▶ **Aim**
Check every line below for the string "FEIRA", and copy the lines that contain it.

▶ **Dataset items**
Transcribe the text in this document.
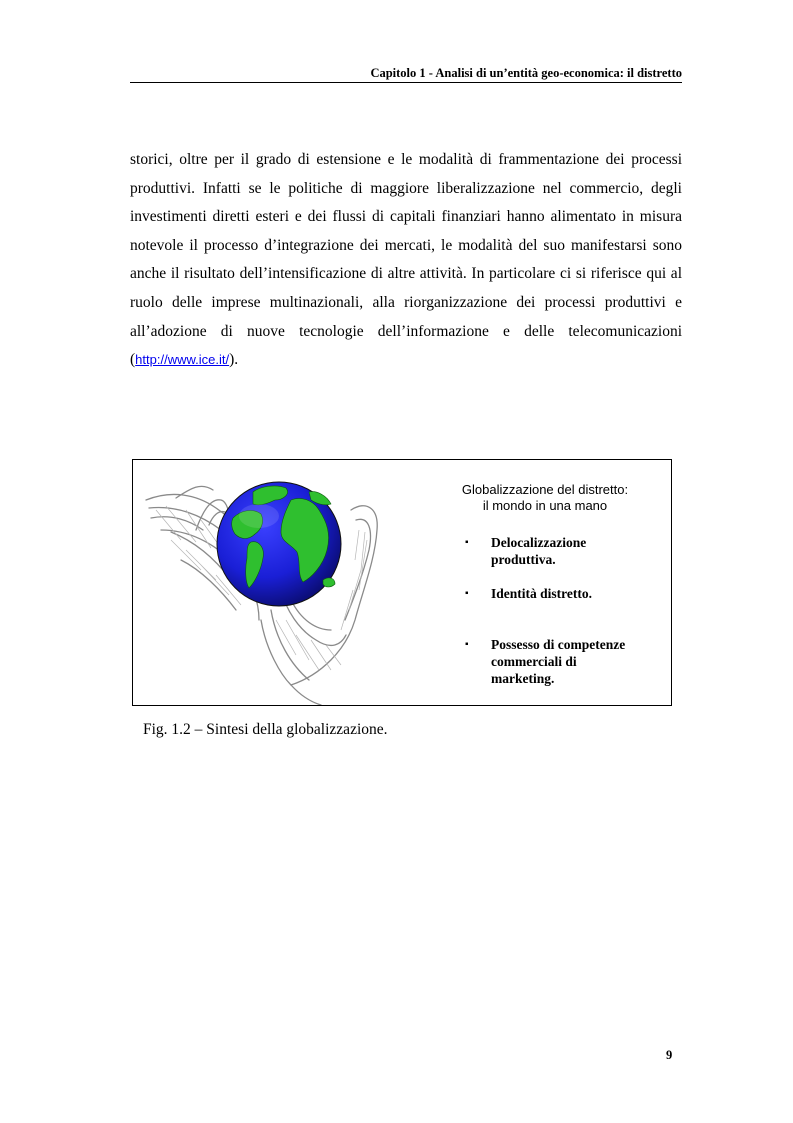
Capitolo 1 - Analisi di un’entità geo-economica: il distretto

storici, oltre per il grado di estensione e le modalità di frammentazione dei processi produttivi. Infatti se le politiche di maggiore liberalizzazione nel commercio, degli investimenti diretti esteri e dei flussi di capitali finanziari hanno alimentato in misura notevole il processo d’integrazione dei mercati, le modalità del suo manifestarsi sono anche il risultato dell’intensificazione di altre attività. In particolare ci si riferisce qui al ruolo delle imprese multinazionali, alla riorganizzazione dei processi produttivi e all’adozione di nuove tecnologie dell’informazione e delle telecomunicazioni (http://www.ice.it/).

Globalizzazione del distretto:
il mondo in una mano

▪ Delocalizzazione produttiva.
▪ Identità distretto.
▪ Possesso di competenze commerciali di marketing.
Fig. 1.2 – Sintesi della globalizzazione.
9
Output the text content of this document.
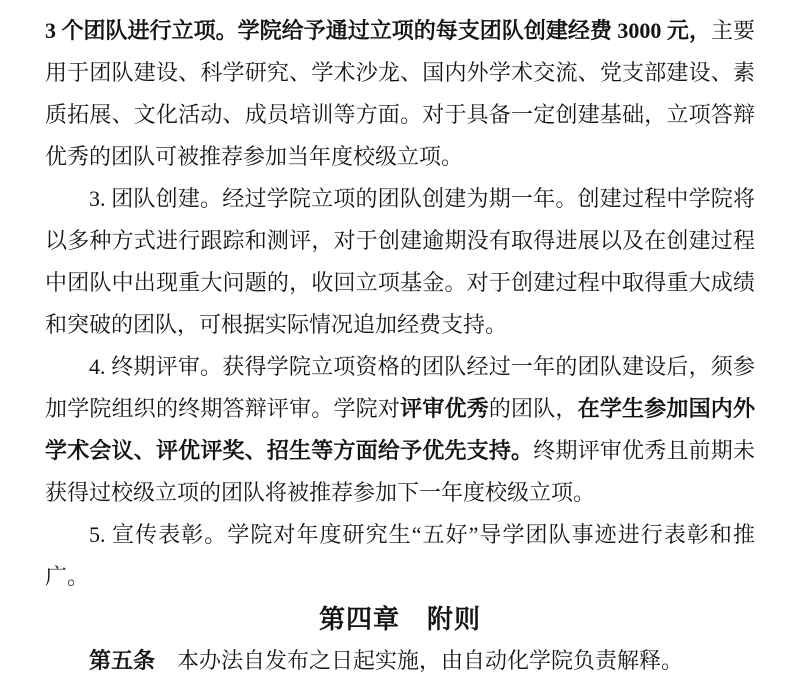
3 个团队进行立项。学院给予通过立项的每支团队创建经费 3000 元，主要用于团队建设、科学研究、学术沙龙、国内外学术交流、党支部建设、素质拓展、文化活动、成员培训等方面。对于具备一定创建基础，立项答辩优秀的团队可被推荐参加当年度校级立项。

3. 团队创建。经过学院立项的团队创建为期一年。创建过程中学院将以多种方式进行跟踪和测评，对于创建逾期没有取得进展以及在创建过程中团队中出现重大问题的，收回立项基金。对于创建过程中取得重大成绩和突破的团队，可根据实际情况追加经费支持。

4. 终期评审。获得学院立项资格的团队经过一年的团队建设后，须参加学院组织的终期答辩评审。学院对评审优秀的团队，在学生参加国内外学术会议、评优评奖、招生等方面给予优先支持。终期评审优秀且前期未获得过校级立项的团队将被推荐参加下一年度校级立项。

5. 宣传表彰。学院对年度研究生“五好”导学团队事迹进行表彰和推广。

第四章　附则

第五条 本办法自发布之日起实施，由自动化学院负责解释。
...
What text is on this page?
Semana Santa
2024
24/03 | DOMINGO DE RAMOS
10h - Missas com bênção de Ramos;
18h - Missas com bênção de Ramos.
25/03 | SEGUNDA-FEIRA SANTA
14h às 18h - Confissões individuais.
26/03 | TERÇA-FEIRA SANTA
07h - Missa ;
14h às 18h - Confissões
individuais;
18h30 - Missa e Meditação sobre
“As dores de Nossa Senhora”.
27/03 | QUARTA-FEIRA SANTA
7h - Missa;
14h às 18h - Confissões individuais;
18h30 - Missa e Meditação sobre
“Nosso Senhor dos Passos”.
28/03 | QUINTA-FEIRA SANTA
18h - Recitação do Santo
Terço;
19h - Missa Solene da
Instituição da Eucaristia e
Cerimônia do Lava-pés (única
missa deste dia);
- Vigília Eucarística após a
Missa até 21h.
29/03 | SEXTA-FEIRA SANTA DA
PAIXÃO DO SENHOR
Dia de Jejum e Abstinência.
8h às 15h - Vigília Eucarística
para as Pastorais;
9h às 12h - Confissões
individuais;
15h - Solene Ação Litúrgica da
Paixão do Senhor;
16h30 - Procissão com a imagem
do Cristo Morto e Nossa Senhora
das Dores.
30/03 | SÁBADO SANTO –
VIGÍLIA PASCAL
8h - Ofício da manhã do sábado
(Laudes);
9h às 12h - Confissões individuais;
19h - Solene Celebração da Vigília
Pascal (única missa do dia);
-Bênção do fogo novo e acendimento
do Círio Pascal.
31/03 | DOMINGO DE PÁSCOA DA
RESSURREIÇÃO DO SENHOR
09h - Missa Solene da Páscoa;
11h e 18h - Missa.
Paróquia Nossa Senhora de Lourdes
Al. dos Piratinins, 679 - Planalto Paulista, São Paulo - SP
---
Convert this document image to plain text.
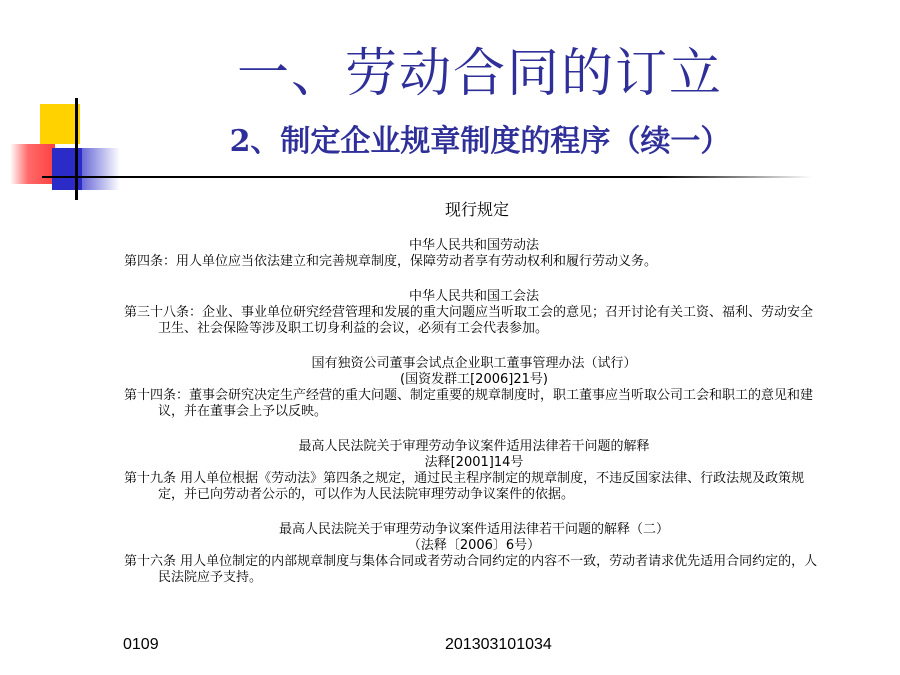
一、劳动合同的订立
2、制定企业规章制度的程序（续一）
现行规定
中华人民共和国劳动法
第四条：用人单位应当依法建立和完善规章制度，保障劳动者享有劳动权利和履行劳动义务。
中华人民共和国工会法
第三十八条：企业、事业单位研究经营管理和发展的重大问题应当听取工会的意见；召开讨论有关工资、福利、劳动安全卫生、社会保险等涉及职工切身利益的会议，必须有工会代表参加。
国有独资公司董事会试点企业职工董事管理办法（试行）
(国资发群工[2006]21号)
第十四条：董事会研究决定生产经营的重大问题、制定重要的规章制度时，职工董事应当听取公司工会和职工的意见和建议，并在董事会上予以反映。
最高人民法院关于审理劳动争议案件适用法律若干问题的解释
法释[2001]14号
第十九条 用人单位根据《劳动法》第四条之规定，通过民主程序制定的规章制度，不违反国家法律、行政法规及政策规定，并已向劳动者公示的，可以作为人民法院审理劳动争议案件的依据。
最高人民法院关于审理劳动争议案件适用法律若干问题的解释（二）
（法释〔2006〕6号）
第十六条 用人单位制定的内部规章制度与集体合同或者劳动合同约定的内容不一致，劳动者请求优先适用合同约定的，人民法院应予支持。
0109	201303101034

▶ **Output of the exercise**
25/03 | SEGUNDA-FEIRA SANTA
26/03 | TERÇA-FEIRA SANTA
27/03 | QUARTA-FEIRA SANTA
28/03 | QUINTA-FEIRA SANTA
29/03 | SEXTA-FEIRA SANTA DA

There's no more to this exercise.